__Request__
Reproduce all records exactly.

* * * *

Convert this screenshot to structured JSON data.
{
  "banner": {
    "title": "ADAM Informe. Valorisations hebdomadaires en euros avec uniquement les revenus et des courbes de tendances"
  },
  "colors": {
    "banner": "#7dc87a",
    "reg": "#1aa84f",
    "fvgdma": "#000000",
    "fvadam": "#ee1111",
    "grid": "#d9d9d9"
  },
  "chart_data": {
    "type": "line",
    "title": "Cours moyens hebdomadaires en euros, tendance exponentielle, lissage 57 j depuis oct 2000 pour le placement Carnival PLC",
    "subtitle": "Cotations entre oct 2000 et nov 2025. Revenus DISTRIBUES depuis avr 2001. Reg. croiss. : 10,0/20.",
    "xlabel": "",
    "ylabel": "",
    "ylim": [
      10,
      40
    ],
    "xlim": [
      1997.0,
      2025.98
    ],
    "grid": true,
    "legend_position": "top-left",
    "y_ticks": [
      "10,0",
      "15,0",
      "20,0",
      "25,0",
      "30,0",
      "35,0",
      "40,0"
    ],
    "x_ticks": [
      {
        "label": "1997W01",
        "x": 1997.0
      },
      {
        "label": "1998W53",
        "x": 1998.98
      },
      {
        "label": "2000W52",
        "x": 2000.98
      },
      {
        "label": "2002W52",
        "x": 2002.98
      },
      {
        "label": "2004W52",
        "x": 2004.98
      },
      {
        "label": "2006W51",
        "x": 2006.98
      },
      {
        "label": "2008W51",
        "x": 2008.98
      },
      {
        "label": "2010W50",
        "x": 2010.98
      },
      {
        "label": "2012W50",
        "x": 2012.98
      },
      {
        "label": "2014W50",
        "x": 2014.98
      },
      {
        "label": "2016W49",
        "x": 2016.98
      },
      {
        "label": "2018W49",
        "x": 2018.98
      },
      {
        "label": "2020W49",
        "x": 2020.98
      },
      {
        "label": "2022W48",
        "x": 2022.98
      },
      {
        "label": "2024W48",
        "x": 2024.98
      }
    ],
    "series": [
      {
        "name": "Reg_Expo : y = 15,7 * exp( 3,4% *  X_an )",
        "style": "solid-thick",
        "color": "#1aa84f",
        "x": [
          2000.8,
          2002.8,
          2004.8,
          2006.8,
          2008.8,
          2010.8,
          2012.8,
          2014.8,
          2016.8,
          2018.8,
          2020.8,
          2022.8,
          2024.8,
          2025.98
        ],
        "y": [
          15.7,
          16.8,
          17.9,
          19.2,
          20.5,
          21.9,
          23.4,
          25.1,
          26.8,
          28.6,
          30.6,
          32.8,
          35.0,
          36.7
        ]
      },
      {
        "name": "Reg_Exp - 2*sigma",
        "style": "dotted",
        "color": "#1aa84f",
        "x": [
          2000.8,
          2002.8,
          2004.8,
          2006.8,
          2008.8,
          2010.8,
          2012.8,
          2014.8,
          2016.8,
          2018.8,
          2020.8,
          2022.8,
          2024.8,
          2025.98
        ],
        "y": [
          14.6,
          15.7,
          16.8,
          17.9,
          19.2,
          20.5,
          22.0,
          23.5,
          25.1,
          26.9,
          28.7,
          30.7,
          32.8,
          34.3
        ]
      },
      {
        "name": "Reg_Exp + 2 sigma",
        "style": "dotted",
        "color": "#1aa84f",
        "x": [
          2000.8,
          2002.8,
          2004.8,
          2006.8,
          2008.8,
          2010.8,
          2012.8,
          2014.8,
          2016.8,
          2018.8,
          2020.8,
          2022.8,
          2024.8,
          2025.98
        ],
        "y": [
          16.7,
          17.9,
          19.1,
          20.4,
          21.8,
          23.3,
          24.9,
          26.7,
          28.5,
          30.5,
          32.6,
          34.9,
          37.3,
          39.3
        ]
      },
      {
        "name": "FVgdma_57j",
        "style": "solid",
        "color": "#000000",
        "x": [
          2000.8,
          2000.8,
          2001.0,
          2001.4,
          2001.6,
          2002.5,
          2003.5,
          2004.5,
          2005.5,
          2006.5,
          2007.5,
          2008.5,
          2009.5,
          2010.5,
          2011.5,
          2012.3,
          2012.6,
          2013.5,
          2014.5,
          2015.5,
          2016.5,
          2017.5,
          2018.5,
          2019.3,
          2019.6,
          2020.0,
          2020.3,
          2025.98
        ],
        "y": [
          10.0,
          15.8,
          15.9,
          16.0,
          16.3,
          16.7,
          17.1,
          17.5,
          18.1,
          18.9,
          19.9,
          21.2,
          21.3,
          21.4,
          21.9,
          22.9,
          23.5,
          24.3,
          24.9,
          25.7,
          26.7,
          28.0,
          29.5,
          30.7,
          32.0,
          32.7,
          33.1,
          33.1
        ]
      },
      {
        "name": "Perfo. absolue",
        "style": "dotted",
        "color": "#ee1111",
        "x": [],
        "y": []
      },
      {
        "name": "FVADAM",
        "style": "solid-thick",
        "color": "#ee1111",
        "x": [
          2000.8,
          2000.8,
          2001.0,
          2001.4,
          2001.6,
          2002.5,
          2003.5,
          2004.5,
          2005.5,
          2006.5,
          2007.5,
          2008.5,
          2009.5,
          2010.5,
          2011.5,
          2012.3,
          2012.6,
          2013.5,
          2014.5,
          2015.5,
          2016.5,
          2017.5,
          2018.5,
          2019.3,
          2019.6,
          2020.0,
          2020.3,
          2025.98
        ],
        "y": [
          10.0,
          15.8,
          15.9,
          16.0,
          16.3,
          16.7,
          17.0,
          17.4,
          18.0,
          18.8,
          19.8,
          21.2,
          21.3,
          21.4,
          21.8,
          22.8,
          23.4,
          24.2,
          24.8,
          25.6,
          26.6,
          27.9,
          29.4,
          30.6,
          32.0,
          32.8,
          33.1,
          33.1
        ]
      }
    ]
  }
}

* * * *

__Solution below__
Convert this screenshot to structured JSON data.
{
  "banner": {
    "title": "ADAM Informe. Valorisations hebdomadaires en euros avec uniquement les revenus et des courbes de tendances"
  },
  "colors": {
    "banner": "#7dc87a",
    "reg": "#1aa84f",
    "fvgdma": "#000000",
    "fvadam": "#ee1111",
    "grid": "#d9d9d9"
  },
  "chart_data": {
    "type": "line",
    "title": "Cours moyens hebdomadaires en euros, tendance exponentielle, lissage 57 j depuis oct 2000 pour le placement Carnival PLC",
    "subtitle": "Cotations entre oct 2000 et nov 2025. Revenus DISTRIBUES depuis avr 2001. Reg. croiss. : 10,0/20.",
    "xlabel": "",
    "ylabel": "",
    "ylim": [
      10,
      40
    ],
    "xlim": [
      1997.0,
      2025.98
    ],
    "grid": true,
    "legend_position": "top-left",
    "y_ticks": [
      "10,0",
      "15,0",
      "20,0",
      "25,0",
      "30,0",
      "35,0",
      "40,0"
    ],
    "x_ticks": [
      {
        "label": "1997W01",
        "x": 1997.0
      },
      {
        "label": "1998W53",
        "x": 1998.98
      },
      {
        "label": "2000W52",
        "x": 2000.98
      },
      {
        "label": "2002W52",
        "x": 2002.98
      },
      {
        "label": "2004W52",
        "x": 2004.98
      },
      {
        "label": "2006W51",
        "x": 2006.98
      },
      {
        "label": "2008W51",
        "x": 2008.98
      },
      {
        "label": "2010W50",
        "x": 2010.98
      },
      {
        "label": "2012W50",
        "x": 2012.98
      },
      {
        "label": "2014W50",
        "x": 2014.98
      },
      {
        "label": "2016W49",
        "x": 2016.98
      },
      {
        "label": "2018W49",
        "x": 2018.98
      },
      {
        "label": "2020W49",
        "x": 2020.98
      },
      {
        "label": "2022W48",
        "x": 2022.98
      },
      {
        "label": "2024W48",
        "x": 2024.98
      }
    ],
    "series": [
      {
        "name": "Reg_Expo : y = 15,7 * exp( 3,4% *  X_an )",
        "style": "solid-thick",
        "color": "#1aa84f",
        "x": [
          2000.8,
          2002.8,
          2004.8,
          2006.8,
          2008.8,
          2010.8,
          2012.8,
          2014.8,
          2016.8,
          2018.8,
          2020.8,
          2022.8,
          2024.8,
          2025.98
        ],
        "y": [
          15.7,
          16.8,
          17.9,
          19.2,
          20.5,
          21.9,
          23.4,
          25.1,
          26.8,
          28.6,
          30.6,
          32.8,
          35.0,
          36.7
        ]
      },
      {
        "name": "Reg_Exp - 2*sigma",
        "style": "dotted",
        "color": "#1aa84f",
        "x": [
          2000.8,
          2002.8,
          2004.8,
          2006.8,
          2008.8,
          2010.8,
          2012.8,
          2014.8,
          2016.8,
          2018.8,
          2020.8,
          2022.8,
          2024.8,
          2025.98
        ],
        "y": [
          14.6,
          15.7,
          16.8,
          17.9,
          19.2,
          20.5,
          22.0,
          23.5,
          25.1,
          26.9,
          28.7,
          30.7,
          32.8,
          34.3
        ]
      },
      {
        "name": "Reg_Exp + 2 sigma",
        "style": "dotted",
        "color": "#1aa84f",
        "x": [
          2000.8,
          2002.8,
          2004.8,
          2006.8,
          2008.8,
          2010.8,
          2012.8,
          2014.8,
          2016.8,
          2018.8,
          2020.8,
          2022.8,
          2024.8,
          2025.98
        ],
        "y": [
          16.7,
          17.9,
          19.1,
          20.4,
          21.8,
          23.3,
          24.9,
          26.7,
          28.5,
          30.5,
          32.6,
          34.9,
          37.3,
          39.3
        ]
      },
      {
        "name": "FVgdma_57j",
        "style": "solid",
        "color": "#000000",
        "x": [
          2000.8,
          2000.8,
          2001.0,
          2001.4,
          2001.6,
          2002.5,
          2003.5,
          2004.5,
          2005.5,
          2006.5,
          2007.5,
          2008.5,
          2009.5,
          2010.5,
          2011.5,
          2012.3,
          2012.6,
          2013.5,
          2014.5,
          2015.5,
          2016.5,
          2017.5,
          2018.5,
          2019.3,
          2019.6,
          2020.0,
          2020.3,
          2025.98
        ],
        "y": [
          10.0,
          15.8,
          15.9,
          16.0,
          16.3,
          16.7,
          17.1,
          17.5,
          18.1,
          18.9,
          19.9,
          21.2,
          21.3,
          21.4,
          21.9,
          22.9,
          23.5,
          24.3,
          24.9,
          25.7,
          26.7,
          28.0,
          29.5,
          30.7,
          32.0,
          32.7,
          33.1,
          33.1
        ]
      },
      {
        "name": "Perfo. absolue",
        "style": "dotted",
        "color": "#ee1111",
        "x": [],
        "y": []
      },
      {
        "name": "FVADAM",
        "style": "solid-thick",
        "color": "#ee1111",
        "x": [
          2000.8,
          2000.8,
          2001.0,
          2001.4,
          2001.6,
          2002.5,
          2003.5,
          2004.5,
          2005.5,
          2006.5,
          2007.5,
          2008.5,
          2009.5,
          2010.5,
          2011.5,
          2012.3,
          2012.6,
          2013.5,
          2014.5,
          2015.5,
          2016.5,
          2017.5,
          2018.5,
          2019.3,
          2019.6,
          2020.0,
          2020.3,
          2025.98
        ],
        "y": [
          10.0,
          15.8,
          15.9,
          16.0,
          16.3,
          16.7,
          17.0,
          17.4,
          18.0,
          18.8,
          19.8,
          21.2,
          21.3,
          21.4,
          21.8,
          22.8,
          23.4,
          24.2,
          24.8,
          25.6,
          26.6,
          27.9,
          29.4,
          30.6,
          32.0,
          32.8,
          33.1,
          33.1
        ]
      }
    ]
  }
}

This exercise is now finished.